Trecho do texto:
▬▬▬▬▬▬▬▬▬▬
Para um observador desavisado, o lugar não passa de um pequeno lago frequentado por vacas leiteiras sedentas, em meio à bucólica paisagem das montanhas da região de Abruzzo, no centro da Itália. Um grupo de cientistas europeus, no entanto, enxerga a cratera acima com olhos mais dramáticos: ela teria sido formada pelo impacto de um meteorito há mais de 1.500 anos, num evento que pode ter tido uma consequência insuspeita --ajudar a difundir o cristianismo pelo Império Romano.
A cratera de Sirente, como é conhecida, foi descoberta recentemente por uma equipe liderada pelo astrobiólogo sueco Jens Ormö, do Instituto Nacional de Técnica Aeroespacial da Espanha. Trata-se da primeira cratera de meteorito identificada na Itália. Datações realizadas pela equipe de Ormö em material orgânico recolhido no local indicam que o impacto ocorreu entre os séculos 4º e 5º da Era Cristã. E teria sido suficientemente grande para ter sido percebido pela população.
O século 4º foi um momento histórico fundamental para a formação do Ocidente. Naquela época, o cristianismo deixava de ser uma religião marginal para se tornar o culto oficial do império, então fragmentado entre Ocidente e Oriente. O evento marcante dessa transição aconteceu em 312, quando, segundo a lenda, o imperador Constantino viu no céu uma cruz flamejante às vésperas de uma batalha decisiva contra seu rival, Maxentius.
A cruz trazia a inscrição latina "In hoc signo vinces" (com este sinal vencerás) e, diz a lenda, Constantino teria ficado tão impressionado com a visão que mandou pintar o símbolo cristão nos escudos de seus soldados. A batalha foi mesmo vencida e Constantino se converteu, tornando-se o primeiro imperador cristão.
"É possível que Constantino tenha testemunhado um impacto em Sirente", disse Ormö à Folha. "Um impacto desses é certamente uma visão rara e espetacular, suficiente para fazer uma pessoa contemplar seu destino."
As declarações de Ormö sobre Constantino tiveram grande repercussão na imprensa européia e, ao mesmo tempo, despertaram críticas. O local do impacto é suficientemente próximo de Roma --85 km-- para que ele pudesse ter sido visto pelo imperador.
▬▬▬▬▬▬▬▬▬▬
Entradas de elementos anotados:
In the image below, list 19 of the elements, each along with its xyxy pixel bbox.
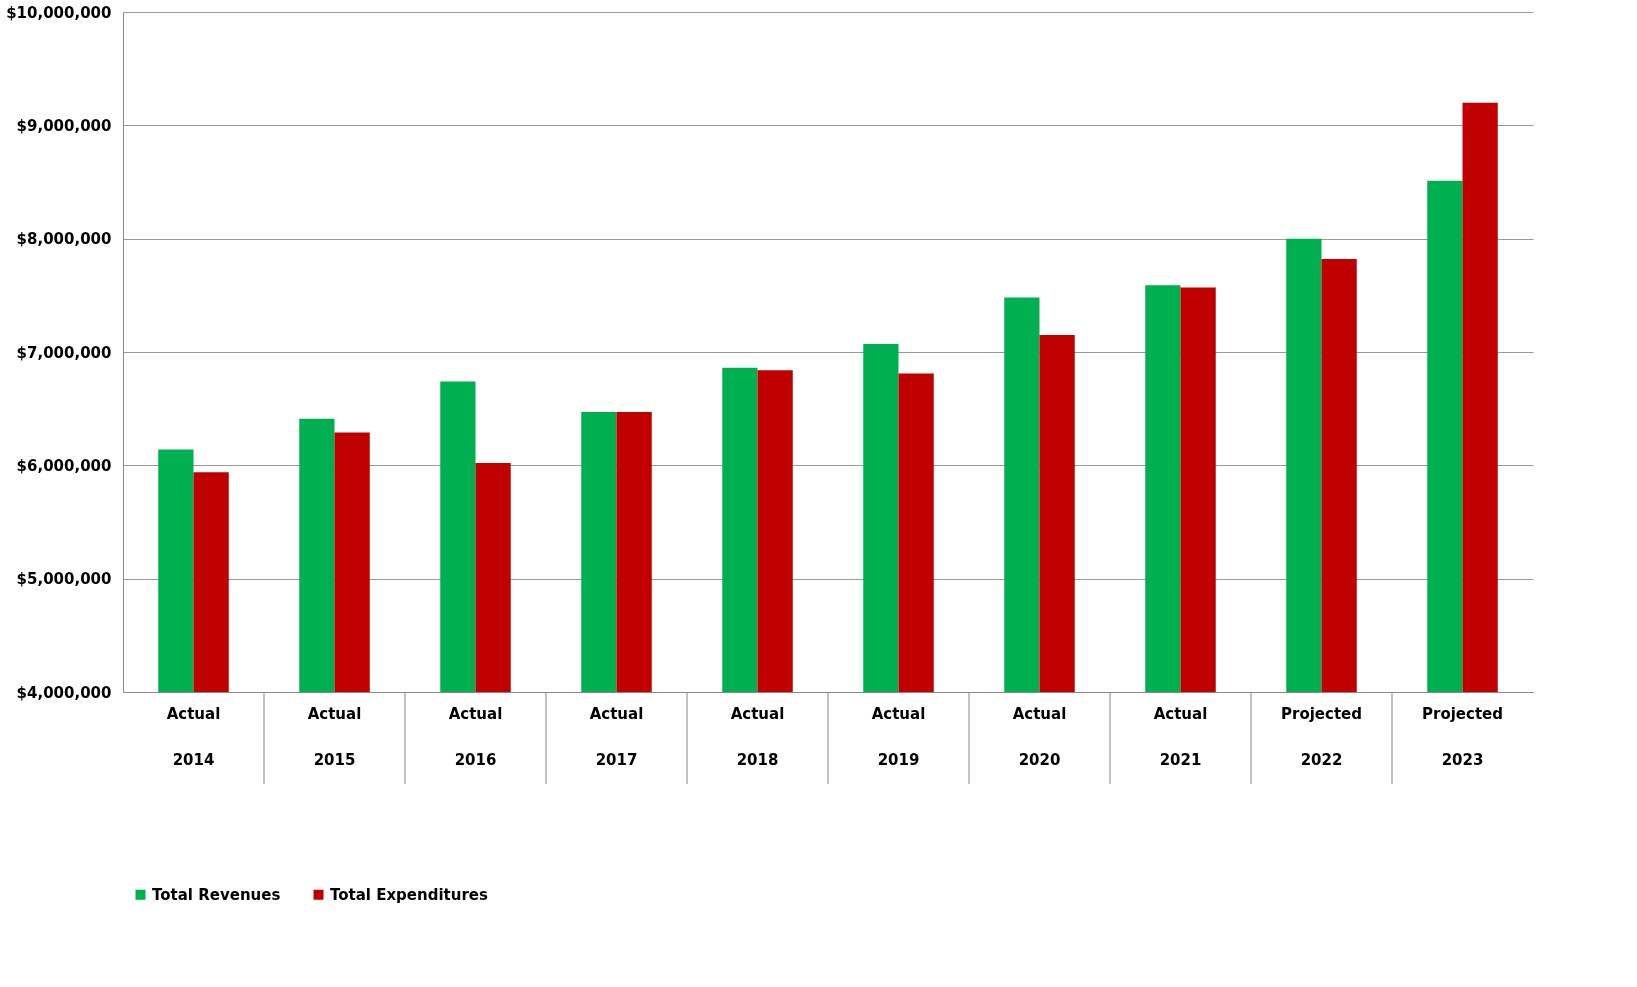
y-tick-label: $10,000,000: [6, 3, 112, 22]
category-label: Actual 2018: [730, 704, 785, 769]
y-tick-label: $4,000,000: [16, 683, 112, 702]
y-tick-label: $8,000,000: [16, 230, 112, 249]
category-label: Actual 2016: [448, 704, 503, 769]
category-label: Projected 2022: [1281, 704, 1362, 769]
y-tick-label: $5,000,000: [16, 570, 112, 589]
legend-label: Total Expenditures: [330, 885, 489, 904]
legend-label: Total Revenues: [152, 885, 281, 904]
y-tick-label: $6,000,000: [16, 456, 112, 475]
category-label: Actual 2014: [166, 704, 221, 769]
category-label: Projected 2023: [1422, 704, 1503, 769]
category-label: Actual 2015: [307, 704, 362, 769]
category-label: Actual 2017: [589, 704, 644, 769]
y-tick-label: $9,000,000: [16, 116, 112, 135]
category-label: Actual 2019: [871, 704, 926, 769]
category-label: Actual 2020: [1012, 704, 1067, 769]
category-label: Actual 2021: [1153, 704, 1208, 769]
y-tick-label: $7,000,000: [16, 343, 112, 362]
▬▬▬▬▬▬▬▬▬▬
Tarefa proposta A: Organize como tabela Markdown, com as colunas "Posição" e "Conteúdo", as linhas dos registros que vão da linha com "y-tick-label: $10,000,000: [6, 3, 112, 22]" até o fim dos registros, incluindo as duas pontas. Numere as linhas em sequência e deixe de fora as que estiverem em branco.
Tarefa proposta B: Retome o texto sobre a cratera de Sirente, continuando-o a partir da última frase apresentada.

Resposta escrita A:
| Posição | Conteúdo |
|---|---|
| 1 | y-tick-label: $10,000,000: [6, 3, 112, 22] |
| 2 | category-label: Actual 2018: [730, 704, 785, 769] |
| 3 | y-tick-label: $4,000,000: [16, 683, 112, 702] |
| 4 | y-tick-label: $8,000,000: [16, 230, 112, 249] |
| 5 | category-label: Actual 2016: [448, 704, 503, 769] |
| 6 | category-label: Projected 2022: [1281, 704, 1362, 769] |
| 7 | y-tick-label: $5,000,000: [16, 570, 112, 589] |
| 8 | legend-label: Total Expenditures: [330, 885, 489, 904] |
| 9 | legend-label: Total Revenues: [152, 885, 281, 904] |
| 10 | y-tick-label: $6,000,000: [16, 456, 112, 475] |
| 11 | category-label: Actual 2014: [166, 704, 221, 769] |
| 12 | category-label: Projected 2023: [1422, 704, 1503, 769] |
| 13 | category-label: Actual 2015: [307, 704, 362, 769] |
| 14 | category-label: Actual 2017: [589, 704, 644, 769] |
| 15 | y-tick-label: $9,000,000: [16, 116, 112, 135] |
| 16 | category-label: Actual 2019: [871, 704, 926, 769] |
| 17 | category-label: Actual 2020: [1012, 704, 1067, 769] |
| 18 | category-label: Actual 2021: [1153, 704, 1208, 769] |
| 19 | y-tick-label: $7,000,000: [16, 343, 112, 362] |

Resposta escrita B:
Mas processos químicos que ocorreram no solo argiloso de Sirente podem ter alterado a datação, que flutua num intervalo inexato de pelo menos dois séculos. Era hora de alguém mais se juntar à equipe. Um arqueólogo. "Quando eu comecei a investigar a cratera, os resultados científicos produzidos por Jens Ormö ainda não estavam apoiados em evidência histórica alguma.
Minha aposta foi que registros possíveis poderiam ser encontrados fora da historiografia oficial", conta o italiano Roberto Santilli, que resolveu revirar a região atrás da tal evidência histórica. Ele a encontrou na vila de Sencinaro, no vale dos Prati del Sirente, perto da região da cratera. Ali, uma lenda sobre a construção de uma igreja no local das ruínas de um templo romano havia sido preservada por 1.500 anos.
A lenda fala de um episódio que teria ocorrido entre os séculos 4º e 5º, e que teria impulsionado a conversão ao cristianismo dos "superaequum", um grupo étnico italiano extinto no século 6º e que professava o culto ao deus romano Baco.
Segundo o relato, durante uma festa pagã, dedicada à ninfa Sicina, foi ouvido "um estrondo que atingiu a montanha e despedaçou os carvalhos gigantes". Segue a lenda: "De repente, à distância, no céu, uma estrela nova, jamais vista, maior que as outras, se aproximou mais e mais, apareceu e sumiu atrás das montanhas. A floresta secou. O Sirente tremia." Interpretando a tragédia como um sinal, os habitantes do vale teriam decidido abraçar o cristianismo.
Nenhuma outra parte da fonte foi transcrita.